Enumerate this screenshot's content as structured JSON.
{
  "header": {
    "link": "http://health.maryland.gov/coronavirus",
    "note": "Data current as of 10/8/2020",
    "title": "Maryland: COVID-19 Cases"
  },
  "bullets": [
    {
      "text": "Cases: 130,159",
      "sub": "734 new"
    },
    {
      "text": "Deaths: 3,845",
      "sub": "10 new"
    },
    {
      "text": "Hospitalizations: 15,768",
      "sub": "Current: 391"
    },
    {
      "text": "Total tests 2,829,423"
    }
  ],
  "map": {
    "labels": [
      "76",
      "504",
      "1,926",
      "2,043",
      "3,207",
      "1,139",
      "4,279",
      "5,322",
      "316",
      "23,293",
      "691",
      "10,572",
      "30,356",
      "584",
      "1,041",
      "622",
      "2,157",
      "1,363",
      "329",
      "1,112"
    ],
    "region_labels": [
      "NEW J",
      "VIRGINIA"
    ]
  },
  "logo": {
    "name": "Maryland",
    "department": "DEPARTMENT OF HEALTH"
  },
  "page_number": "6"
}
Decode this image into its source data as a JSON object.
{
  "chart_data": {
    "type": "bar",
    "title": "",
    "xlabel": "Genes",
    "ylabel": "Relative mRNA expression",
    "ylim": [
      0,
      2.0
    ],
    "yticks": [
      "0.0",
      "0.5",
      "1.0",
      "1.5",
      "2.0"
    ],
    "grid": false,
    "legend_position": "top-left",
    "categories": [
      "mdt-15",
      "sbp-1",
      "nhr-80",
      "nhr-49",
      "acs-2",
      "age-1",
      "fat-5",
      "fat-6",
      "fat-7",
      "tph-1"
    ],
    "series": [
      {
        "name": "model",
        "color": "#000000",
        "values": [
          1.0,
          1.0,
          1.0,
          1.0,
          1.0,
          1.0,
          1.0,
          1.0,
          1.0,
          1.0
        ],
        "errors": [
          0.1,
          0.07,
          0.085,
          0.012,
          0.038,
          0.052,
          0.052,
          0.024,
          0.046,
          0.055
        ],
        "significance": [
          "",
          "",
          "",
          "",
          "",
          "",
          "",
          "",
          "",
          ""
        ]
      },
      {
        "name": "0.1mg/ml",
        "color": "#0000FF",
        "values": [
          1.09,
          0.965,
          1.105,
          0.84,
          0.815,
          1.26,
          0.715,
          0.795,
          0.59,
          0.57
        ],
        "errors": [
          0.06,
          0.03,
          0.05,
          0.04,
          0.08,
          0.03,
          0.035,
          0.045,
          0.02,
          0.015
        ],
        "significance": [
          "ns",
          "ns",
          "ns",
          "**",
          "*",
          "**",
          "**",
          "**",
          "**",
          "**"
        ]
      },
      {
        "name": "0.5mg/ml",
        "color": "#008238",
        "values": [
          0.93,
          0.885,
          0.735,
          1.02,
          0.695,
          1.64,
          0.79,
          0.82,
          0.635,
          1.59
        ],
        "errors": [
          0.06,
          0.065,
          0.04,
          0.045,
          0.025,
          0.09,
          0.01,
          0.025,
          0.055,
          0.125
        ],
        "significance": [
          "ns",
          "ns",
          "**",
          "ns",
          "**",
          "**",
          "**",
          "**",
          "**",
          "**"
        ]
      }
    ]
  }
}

■ ■ ■ ■

Work task: Repeat the listing exactly, leaving nothing out.

Task result:
Enumerate this screenshot's content as structured JSON.
{
  "header": {
    "link": "http://health.maryland.gov/coronavirus",
    "note": "Data current as of 10/8/2020",
    "title": "Maryland: COVID-19 Cases"
  },
  "bullets": [
    {
      "text": "Cases: 130,159",
      "sub": "734 new"
    },
    {
      "text": "Deaths: 3,845",
      "sub": "10 new"
    },
    {
      "text": "Hospitalizations: 15,768",
      "sub": "Current: 391"
    },
    {
      "text": "Total tests 2,829,423"
    }
  ],
  "map": {
    "labels": [
      "76",
      "504",
      "1,926",
      "2,043",
      "3,207",
      "1,139",
      "4,279",
      "5,322",
      "316",
      "23,293",
      "691",
      "10,572",
      "30,356",
      "584",
      "1,041",
      "622",
      "2,157",
      "1,363",
      "329",
      "1,112"
    ],
    "region_labels": [
      "NEW J",
      "VIRGINIA"
    ]
  },
  "logo": {
    "name": "Maryland",
    "department": "DEPARTMENT OF HEALTH"
  },
  "page_number": "6"
}
Decode this image into its source data as a JSON object.
{
  "chart_data": {
    "type": "bar",
    "title": "",
    "xlabel": "Genes",
    "ylabel": "Relative mRNA expression",
    "ylim": [
      0,
      2.0
    ],
    "yticks": [
      "0.0",
      "0.5",
      "1.0",
      "1.5",
      "2.0"
    ],
    "grid": false,
    "legend_position": "top-left",
    "categories": [
      "mdt-15",
      "sbp-1",
      "nhr-80",
      "nhr-49",
      "acs-2",
      "age-1",
      "fat-5",
      "fat-6",
      "fat-7",
      "tph-1"
    ],
    "series": [
      {
        "name": "model",
        "color": "#000000",
        "values": [
          1.0,
          1.0,
          1.0,
          1.0,
          1.0,
          1.0,
          1.0,
          1.0,
          1.0,
          1.0
        ],
        "errors": [
          0.1,
          0.07,
          0.085,
          0.012,
          0.038,
          0.052,
          0.052,
          0.024,
          0.046,
          0.055
        ],
        "significance": [
          "",
          "",
          "",
          "",
          "",
          "",
          "",
          "",
          "",
          ""
        ]
      },
      {
        "name": "0.1mg/ml",
        "color": "#0000FF",
        "values": [
          1.09,
          0.965,
          1.105,
          0.84,
          0.815,
          1.26,
          0.715,
          0.795,
          0.59,
          0.57
        ],
        "errors": [
          0.06,
          0.03,
          0.05,
          0.04,
          0.08,
          0.03,
          0.035,
          0.045,
          0.02,
          0.015
        ],
        "significance": [
          "ns",
          "ns",
          "ns",
          "**",
          "*",
          "**",
          "**",
          "**",
          "**",
          "**"
        ]
      },
      {
        "name": "0.5mg/ml",
        "color": "#008238",
        "values": [
          0.93,
          0.885,
          0.735,
          1.02,
          0.695,
          1.64,
          0.79,
          0.82,
          0.635,
          1.59
        ],
        "errors": [
          0.06,
          0.065,
          0.04,
          0.045,
          0.025,
          0.09,
          0.01,
          0.025,
          0.055,
          0.125
        ],
        "significance": [
          "ns",
          "ns",
          "**",
          "ns",
          "**",
          "**",
          "**",
          "**",
          "**",
          "**"
        ]
      }
    ]
  }
}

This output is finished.